Task to complete ▸ Tally up the lines below that include the word "国之大者". Answer with the number alone.

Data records
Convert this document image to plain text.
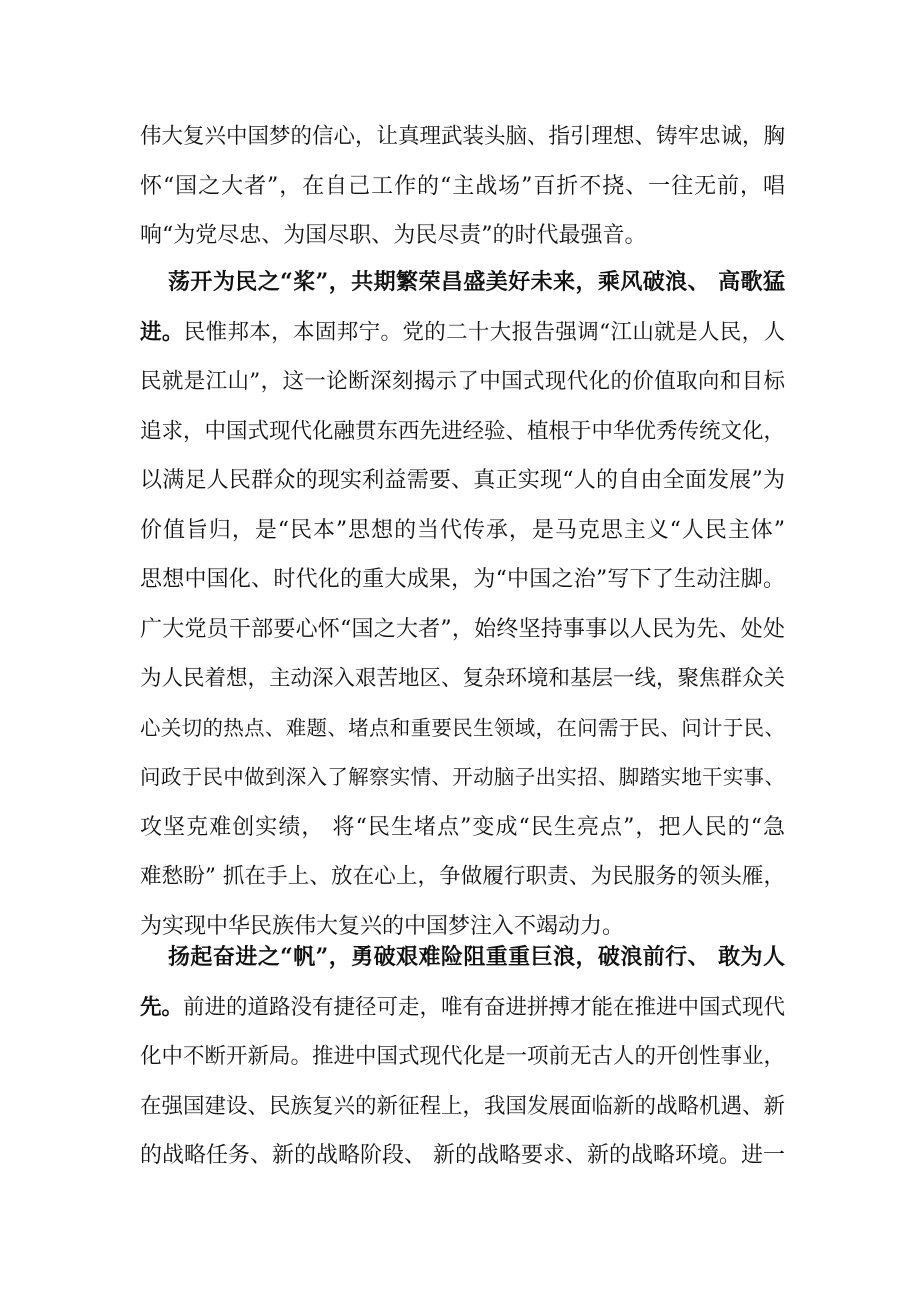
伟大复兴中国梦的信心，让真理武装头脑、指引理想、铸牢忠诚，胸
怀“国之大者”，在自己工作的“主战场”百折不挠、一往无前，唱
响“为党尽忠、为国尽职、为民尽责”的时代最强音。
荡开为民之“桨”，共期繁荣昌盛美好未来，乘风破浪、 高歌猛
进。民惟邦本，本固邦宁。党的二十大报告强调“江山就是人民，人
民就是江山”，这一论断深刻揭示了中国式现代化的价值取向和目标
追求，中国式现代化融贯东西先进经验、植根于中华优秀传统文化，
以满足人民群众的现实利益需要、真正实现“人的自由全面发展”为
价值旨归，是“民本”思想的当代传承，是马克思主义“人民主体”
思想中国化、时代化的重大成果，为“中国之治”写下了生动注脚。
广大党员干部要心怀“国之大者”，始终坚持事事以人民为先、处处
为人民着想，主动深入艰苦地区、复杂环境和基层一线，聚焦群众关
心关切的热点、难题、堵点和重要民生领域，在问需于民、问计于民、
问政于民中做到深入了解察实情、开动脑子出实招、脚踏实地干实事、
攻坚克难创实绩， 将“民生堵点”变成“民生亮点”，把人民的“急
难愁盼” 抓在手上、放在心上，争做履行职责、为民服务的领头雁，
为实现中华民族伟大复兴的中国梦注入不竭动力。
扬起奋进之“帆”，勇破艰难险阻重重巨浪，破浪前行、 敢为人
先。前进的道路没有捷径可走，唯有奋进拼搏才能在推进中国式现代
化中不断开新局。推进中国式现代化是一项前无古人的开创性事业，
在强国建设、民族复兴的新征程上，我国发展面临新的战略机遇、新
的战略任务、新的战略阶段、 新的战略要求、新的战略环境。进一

* * *

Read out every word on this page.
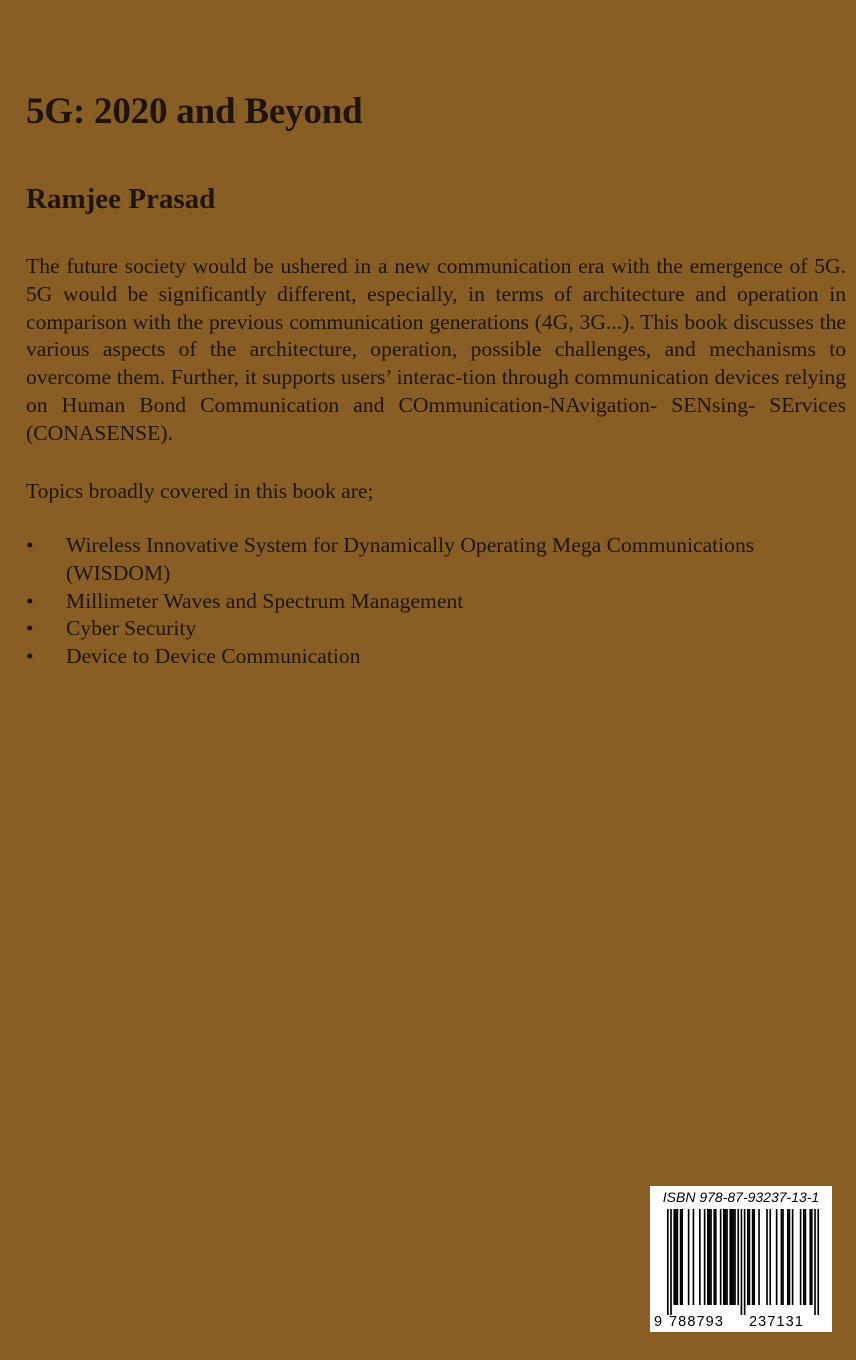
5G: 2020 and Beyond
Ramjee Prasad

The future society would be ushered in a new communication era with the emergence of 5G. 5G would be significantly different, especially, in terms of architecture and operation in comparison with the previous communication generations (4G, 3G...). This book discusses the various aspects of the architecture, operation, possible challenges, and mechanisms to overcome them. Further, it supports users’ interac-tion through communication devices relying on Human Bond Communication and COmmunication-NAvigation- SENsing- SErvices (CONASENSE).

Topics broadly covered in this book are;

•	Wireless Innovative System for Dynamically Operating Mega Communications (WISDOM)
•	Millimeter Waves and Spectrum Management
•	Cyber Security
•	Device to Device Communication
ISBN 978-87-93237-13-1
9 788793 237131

Exercise result ▸ 2